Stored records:
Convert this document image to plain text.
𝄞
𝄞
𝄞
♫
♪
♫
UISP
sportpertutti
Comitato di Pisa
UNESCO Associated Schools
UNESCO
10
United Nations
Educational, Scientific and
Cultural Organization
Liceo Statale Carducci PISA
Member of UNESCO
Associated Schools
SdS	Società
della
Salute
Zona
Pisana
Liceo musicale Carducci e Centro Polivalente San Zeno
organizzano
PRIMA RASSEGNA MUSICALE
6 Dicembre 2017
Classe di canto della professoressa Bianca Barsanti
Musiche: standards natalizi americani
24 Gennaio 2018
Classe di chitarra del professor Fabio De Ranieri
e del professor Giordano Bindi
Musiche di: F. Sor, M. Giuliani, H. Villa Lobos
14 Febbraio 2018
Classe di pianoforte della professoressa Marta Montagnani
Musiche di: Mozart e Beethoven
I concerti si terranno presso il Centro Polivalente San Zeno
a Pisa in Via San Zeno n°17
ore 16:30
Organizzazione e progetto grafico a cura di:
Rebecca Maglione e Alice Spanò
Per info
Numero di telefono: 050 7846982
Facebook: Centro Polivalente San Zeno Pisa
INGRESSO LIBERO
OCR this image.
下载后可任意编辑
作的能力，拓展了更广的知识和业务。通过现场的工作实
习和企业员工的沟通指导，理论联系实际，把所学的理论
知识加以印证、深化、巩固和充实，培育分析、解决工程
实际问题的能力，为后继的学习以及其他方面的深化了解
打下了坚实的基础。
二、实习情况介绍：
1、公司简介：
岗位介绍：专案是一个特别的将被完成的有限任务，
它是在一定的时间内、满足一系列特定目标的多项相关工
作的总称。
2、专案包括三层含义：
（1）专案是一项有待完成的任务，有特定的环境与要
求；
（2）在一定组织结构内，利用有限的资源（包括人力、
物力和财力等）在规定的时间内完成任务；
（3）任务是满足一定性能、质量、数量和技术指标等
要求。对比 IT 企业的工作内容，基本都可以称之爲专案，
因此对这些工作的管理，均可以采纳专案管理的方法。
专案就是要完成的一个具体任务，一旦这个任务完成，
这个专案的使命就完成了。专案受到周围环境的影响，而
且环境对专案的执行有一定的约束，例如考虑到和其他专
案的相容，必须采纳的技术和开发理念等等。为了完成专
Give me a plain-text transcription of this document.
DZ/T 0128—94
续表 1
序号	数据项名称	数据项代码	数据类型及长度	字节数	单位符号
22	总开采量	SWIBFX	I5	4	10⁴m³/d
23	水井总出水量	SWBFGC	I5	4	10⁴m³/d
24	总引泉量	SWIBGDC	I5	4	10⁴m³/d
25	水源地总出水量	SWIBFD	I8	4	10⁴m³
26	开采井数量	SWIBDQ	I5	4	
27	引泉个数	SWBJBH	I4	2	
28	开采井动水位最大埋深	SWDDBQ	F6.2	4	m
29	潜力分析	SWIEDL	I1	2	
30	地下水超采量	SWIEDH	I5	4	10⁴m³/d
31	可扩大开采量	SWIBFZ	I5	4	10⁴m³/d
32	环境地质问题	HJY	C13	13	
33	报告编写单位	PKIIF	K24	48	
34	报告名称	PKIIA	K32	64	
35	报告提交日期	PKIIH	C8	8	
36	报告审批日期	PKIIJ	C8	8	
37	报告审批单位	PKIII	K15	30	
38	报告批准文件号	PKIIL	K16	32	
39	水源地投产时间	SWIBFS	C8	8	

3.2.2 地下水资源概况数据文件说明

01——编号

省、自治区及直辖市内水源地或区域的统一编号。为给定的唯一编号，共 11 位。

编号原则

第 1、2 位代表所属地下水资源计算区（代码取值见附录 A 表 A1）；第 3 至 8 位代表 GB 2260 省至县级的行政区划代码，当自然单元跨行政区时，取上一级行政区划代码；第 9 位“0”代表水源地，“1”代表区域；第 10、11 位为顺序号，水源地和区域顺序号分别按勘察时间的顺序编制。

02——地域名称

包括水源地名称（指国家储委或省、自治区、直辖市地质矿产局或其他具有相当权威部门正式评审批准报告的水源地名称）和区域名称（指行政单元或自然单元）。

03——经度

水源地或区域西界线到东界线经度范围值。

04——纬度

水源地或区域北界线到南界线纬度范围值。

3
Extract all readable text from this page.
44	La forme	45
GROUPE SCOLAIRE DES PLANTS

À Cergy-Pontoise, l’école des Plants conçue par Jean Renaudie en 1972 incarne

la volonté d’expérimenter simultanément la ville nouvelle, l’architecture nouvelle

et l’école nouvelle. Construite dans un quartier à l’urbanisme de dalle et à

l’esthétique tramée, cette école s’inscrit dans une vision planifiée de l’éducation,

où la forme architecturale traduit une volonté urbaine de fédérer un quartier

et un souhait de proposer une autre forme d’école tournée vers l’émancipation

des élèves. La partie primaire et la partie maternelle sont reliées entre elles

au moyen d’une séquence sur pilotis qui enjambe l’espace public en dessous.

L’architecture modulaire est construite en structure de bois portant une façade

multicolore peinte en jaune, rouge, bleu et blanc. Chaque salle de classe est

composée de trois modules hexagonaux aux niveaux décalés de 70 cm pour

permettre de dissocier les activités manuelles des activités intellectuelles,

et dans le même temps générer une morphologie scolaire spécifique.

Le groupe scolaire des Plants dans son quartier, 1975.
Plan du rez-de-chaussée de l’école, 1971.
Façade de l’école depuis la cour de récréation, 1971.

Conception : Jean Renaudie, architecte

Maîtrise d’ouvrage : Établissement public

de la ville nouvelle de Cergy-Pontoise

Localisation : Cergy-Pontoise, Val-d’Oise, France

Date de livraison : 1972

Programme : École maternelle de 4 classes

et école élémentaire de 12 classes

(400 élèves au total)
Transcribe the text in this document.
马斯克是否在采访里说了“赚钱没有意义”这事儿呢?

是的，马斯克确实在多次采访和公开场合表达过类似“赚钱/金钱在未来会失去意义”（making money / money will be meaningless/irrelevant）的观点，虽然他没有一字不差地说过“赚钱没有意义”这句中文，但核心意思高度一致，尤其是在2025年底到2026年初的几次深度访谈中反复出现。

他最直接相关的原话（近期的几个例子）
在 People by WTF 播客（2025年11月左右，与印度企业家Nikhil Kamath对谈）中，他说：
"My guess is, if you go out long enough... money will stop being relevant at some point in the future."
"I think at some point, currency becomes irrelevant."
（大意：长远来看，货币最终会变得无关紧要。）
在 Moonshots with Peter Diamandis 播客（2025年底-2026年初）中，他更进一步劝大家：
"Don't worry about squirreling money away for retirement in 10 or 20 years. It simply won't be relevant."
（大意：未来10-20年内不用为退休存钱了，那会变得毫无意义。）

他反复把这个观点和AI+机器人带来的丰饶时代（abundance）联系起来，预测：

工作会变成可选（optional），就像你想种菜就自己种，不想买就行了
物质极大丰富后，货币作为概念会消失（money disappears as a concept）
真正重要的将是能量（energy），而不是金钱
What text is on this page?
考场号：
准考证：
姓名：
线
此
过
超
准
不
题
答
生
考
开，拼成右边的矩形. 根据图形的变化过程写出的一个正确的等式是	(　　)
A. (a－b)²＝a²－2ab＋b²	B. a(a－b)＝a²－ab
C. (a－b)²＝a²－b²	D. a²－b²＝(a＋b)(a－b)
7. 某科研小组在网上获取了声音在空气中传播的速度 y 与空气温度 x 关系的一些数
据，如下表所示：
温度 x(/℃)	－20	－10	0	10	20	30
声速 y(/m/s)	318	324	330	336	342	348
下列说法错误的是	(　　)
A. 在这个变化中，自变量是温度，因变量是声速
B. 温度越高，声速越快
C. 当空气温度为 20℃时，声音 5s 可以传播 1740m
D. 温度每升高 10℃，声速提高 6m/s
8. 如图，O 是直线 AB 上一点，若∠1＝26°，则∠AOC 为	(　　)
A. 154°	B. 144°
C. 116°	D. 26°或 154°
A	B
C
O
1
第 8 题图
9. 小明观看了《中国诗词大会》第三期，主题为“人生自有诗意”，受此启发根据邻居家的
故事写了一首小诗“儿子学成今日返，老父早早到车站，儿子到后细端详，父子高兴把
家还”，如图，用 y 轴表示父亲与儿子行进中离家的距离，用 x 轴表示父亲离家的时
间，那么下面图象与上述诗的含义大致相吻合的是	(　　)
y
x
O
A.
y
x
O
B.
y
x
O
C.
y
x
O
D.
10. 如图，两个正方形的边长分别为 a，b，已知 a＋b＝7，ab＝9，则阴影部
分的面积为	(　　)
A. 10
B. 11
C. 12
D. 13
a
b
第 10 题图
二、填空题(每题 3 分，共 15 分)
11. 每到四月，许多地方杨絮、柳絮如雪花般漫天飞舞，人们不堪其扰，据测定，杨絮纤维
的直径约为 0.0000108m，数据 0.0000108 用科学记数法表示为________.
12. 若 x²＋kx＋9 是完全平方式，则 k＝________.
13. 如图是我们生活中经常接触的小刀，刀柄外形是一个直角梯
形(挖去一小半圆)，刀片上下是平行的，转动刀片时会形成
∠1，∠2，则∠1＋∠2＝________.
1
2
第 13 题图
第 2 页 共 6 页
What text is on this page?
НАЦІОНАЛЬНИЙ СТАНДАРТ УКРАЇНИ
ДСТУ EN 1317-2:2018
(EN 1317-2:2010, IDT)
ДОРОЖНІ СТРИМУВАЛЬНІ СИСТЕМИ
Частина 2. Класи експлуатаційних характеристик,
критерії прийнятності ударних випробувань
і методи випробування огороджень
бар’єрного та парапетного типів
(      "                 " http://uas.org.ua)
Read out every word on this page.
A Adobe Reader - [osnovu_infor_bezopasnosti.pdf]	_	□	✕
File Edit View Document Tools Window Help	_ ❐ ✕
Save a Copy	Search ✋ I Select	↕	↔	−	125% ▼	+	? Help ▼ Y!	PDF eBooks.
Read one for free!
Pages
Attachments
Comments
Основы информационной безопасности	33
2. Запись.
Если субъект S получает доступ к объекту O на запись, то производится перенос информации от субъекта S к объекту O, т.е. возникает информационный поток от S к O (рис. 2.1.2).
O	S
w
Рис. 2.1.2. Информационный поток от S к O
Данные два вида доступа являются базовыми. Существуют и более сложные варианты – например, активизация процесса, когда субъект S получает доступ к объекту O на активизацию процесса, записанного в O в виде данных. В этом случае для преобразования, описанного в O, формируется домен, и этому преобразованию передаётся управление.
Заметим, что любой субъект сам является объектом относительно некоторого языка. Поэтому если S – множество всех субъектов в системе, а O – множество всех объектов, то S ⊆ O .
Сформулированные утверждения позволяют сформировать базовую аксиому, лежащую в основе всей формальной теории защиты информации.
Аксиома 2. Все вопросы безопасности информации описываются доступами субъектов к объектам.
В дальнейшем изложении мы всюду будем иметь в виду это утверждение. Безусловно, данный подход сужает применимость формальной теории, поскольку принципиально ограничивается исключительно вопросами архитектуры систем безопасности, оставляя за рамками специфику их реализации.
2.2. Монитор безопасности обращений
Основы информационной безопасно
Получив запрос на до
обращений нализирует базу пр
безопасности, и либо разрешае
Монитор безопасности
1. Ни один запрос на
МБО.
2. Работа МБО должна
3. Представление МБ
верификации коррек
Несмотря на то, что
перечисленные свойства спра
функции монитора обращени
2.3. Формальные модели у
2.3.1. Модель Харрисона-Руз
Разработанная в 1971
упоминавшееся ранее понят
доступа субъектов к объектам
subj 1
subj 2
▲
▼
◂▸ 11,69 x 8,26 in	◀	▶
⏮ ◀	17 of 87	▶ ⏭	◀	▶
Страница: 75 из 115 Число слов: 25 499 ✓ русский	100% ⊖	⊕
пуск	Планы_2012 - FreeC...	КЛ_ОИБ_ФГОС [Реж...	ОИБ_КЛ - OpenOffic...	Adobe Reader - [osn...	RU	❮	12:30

• **What you will do**
Give the number of lines in the records above that contain the word "объектам". Reply with that number alone.

• **Result of the exercise**
2